** start of ROWS **
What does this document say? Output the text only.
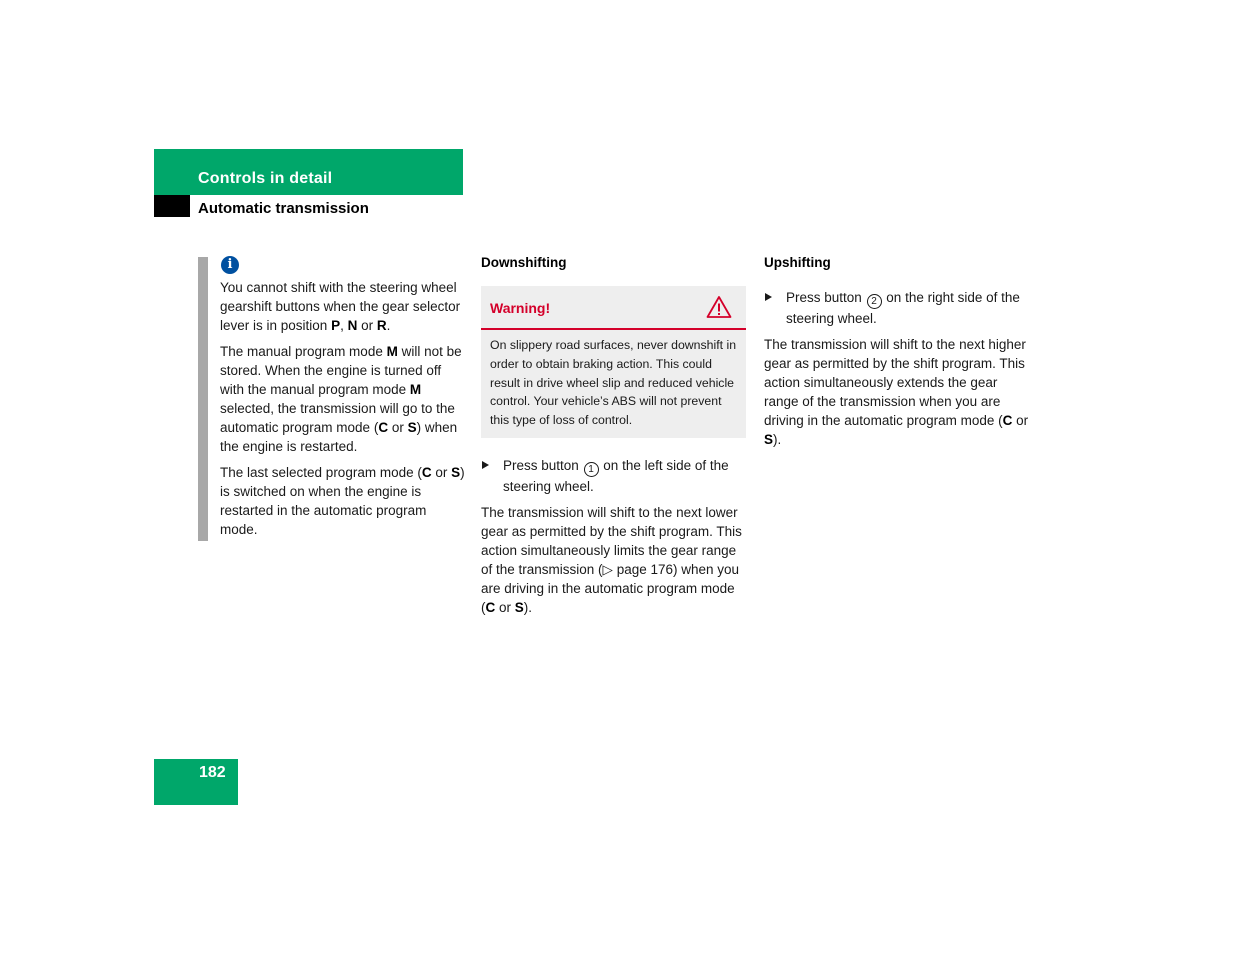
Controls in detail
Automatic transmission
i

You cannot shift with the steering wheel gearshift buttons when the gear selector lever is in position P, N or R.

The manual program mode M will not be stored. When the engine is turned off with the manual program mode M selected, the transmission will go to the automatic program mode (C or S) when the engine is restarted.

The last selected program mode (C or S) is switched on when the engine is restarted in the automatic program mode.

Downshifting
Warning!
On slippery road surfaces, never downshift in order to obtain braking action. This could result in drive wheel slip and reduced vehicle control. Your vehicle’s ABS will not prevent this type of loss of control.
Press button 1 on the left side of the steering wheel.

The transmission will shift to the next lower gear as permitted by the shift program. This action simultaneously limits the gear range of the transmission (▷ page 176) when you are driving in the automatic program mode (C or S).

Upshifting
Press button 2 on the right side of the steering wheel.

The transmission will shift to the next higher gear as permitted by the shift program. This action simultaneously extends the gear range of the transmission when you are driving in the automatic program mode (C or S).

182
** end of ROWS **
Repeat the data in full and exactly. Omit pictures.

What does this document say? Output the text only.
Controls in detail
Automatic transmission
i

You cannot shift with the steering wheel gearshift buttons when the gear selector lever is in position P, N or R.

The manual program mode M will not be stored. When the engine is turned off with the manual program mode M selected, the transmission will go to the automatic program mode (C or S) when the engine is restarted.

The last selected program mode (C or S) is switched on when the engine is restarted in the automatic program mode.

Downshifting
Warning!
On slippery road surfaces, never downshift in order to obtain braking action. This could result in drive wheel slip and reduced vehicle control. Your vehicle’s ABS will not prevent this type of loss of control.
Press button 1 on the left side of the steering wheel.

The transmission will shift to the next lower gear as permitted by the shift program. This action simultaneously limits the gear range of the transmission (▷ page 176) when you are driving in the automatic program mode (C or S).

Upshifting
Press button 2 on the right side of the steering wheel.

The transmission will shift to the next higher gear as permitted by the shift program. This action simultaneously extends the gear range of the transmission when you are driving in the automatic program mode (C or S).

182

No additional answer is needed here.